▶ _EXERCISE OBJECTIVE_
Copy out each line of the listing that has the word "operate" in it.

▶ _GIVEN RECORDS_

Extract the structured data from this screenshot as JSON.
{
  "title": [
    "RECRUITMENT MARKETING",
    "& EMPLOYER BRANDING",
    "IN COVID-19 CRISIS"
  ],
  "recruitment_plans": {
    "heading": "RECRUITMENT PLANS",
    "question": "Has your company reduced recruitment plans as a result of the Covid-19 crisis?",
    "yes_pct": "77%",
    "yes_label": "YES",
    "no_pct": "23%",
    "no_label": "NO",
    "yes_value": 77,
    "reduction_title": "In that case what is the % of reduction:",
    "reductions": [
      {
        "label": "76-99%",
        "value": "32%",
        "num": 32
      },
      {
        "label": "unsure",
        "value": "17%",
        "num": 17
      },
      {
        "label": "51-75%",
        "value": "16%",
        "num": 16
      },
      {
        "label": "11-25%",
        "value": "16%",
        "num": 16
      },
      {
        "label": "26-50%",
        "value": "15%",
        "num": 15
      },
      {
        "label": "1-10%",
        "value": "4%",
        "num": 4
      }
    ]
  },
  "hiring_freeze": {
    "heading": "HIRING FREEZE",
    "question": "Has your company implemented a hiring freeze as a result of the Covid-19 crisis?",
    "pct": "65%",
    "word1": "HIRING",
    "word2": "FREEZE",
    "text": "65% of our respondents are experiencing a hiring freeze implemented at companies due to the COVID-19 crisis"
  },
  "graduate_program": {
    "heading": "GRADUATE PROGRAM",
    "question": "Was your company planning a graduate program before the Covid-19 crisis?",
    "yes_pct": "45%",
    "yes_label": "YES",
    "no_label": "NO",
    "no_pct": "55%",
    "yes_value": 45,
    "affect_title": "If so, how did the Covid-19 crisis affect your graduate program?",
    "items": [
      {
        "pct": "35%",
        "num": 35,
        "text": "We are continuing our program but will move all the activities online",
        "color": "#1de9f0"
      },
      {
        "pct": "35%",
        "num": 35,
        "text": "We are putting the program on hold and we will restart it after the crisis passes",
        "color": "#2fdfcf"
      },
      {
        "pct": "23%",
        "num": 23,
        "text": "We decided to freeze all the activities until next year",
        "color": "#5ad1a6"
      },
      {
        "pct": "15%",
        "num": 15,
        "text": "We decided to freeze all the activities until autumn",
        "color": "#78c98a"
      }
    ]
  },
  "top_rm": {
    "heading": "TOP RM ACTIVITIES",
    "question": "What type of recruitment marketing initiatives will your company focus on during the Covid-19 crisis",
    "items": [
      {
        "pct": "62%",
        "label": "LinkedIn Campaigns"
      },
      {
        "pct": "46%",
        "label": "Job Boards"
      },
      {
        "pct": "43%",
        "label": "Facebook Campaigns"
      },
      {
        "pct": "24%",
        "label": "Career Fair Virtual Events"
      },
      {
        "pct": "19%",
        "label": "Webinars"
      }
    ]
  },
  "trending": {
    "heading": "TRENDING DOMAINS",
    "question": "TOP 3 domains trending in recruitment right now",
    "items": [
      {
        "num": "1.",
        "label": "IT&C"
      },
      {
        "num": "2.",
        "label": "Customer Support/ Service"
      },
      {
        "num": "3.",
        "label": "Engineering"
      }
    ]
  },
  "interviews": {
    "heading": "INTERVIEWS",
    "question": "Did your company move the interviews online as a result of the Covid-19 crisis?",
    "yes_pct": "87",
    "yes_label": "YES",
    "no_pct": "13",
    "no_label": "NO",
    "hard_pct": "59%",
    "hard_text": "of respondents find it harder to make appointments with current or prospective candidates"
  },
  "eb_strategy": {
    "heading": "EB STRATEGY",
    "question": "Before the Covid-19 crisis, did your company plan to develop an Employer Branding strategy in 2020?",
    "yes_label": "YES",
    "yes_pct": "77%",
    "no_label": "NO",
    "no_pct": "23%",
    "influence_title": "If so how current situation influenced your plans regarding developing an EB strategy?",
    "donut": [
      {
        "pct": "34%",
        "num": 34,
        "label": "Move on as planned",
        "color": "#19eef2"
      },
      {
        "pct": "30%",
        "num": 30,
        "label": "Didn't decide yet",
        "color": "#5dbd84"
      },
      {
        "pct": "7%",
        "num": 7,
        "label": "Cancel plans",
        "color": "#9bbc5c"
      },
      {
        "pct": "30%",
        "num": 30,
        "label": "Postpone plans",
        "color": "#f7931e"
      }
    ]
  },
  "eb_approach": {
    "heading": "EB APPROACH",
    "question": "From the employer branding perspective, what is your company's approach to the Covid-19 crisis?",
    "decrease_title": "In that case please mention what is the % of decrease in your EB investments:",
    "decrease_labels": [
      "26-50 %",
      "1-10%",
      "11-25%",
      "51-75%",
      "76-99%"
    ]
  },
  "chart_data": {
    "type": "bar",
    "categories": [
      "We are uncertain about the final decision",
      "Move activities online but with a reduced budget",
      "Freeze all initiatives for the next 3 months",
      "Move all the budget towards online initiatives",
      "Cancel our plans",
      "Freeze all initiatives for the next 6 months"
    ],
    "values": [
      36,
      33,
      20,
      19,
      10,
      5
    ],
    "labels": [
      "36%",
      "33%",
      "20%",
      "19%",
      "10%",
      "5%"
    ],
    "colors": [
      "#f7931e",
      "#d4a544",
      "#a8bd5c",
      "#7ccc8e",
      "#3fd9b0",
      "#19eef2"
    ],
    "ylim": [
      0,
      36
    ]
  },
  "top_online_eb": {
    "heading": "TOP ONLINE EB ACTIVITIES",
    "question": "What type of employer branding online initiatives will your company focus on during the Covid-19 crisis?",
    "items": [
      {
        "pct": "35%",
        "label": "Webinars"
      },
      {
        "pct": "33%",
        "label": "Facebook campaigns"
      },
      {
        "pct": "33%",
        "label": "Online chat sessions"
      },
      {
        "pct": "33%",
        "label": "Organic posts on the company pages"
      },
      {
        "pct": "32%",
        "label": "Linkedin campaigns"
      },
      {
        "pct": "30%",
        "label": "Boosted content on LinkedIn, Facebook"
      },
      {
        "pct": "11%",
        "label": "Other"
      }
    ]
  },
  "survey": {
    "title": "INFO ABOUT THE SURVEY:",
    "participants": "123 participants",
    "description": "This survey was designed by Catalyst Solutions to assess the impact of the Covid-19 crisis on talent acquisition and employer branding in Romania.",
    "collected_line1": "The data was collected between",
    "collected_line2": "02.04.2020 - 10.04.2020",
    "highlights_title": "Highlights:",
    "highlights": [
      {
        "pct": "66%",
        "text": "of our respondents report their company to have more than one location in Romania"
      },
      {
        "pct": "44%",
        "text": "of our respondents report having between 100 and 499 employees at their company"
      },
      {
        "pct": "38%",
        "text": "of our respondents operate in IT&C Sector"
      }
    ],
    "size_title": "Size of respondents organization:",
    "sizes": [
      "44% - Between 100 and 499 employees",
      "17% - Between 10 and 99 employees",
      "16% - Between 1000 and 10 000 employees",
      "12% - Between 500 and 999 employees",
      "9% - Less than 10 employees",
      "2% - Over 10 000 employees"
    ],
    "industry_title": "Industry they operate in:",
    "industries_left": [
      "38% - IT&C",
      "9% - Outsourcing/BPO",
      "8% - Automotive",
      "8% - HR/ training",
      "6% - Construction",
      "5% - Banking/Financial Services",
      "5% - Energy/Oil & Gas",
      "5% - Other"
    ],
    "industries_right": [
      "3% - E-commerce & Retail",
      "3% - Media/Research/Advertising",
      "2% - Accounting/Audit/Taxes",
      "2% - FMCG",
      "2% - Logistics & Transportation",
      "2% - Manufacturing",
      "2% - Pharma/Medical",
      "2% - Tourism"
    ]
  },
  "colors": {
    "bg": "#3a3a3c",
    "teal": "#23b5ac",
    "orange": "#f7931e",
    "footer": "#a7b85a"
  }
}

▶ _RESULT BELOW_
        "text": "of our respondents operate in IT&C Sector"
    "industry_title": "Industry they operate in:",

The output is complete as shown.